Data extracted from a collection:
============================================================
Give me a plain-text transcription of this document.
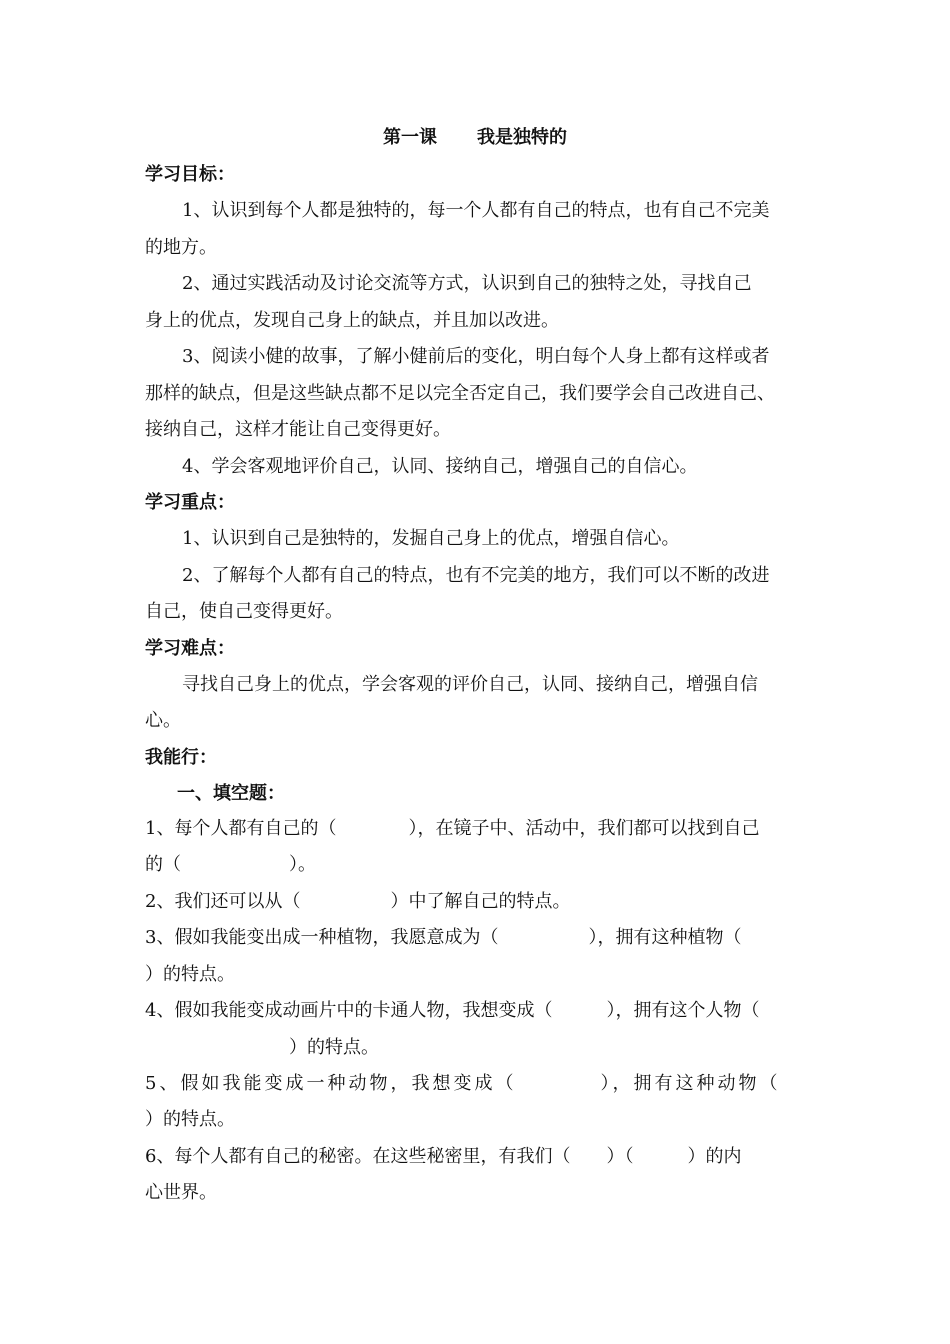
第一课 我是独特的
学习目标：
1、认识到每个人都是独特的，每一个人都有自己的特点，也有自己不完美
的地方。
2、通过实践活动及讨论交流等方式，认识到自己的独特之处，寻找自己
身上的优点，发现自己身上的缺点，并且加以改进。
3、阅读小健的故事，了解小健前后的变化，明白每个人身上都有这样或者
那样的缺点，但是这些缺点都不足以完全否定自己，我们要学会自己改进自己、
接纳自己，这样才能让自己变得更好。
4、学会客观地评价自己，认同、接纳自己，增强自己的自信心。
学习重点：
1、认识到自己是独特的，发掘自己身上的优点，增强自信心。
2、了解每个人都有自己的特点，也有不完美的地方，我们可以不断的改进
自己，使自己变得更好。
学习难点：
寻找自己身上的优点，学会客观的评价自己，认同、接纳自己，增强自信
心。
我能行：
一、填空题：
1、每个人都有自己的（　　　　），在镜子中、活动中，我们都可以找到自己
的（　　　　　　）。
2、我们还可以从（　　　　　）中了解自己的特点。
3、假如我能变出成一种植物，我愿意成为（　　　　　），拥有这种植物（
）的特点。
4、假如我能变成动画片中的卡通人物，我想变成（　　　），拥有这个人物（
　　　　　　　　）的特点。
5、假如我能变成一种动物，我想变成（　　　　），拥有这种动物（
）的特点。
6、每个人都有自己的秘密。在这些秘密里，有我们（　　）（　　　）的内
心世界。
============================================================
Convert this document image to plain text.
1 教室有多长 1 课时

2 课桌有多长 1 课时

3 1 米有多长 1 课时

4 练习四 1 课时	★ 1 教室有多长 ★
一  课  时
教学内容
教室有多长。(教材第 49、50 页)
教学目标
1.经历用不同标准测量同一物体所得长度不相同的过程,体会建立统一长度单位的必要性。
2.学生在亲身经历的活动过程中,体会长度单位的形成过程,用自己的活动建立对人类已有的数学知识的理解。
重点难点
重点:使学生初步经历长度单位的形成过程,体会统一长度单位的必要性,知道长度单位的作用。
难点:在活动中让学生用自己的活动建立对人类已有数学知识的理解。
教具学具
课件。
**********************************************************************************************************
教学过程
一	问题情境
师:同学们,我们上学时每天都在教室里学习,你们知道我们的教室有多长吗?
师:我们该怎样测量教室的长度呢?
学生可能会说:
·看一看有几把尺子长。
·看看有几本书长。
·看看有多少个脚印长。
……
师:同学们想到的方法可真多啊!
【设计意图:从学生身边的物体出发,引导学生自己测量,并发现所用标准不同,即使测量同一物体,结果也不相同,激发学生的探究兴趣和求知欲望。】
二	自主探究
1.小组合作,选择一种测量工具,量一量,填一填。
============================================================
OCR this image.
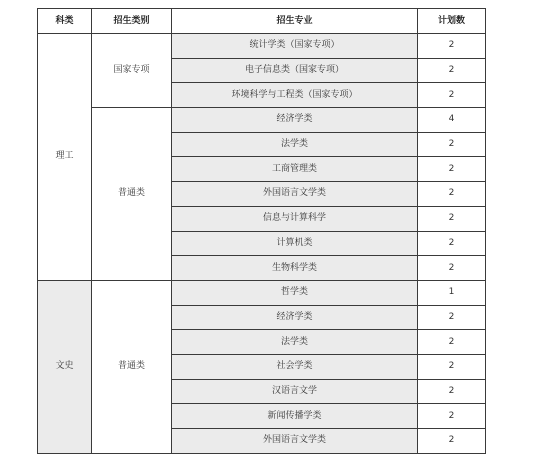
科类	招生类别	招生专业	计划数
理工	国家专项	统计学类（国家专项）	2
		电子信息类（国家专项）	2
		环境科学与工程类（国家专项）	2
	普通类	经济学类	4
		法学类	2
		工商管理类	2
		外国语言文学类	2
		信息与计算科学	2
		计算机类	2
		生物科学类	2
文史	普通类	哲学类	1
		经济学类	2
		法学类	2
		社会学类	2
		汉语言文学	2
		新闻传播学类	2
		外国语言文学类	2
============================================================
Task details.
Work out how many lines of the data above contain the string "text" and give the number alone.

Written response.
2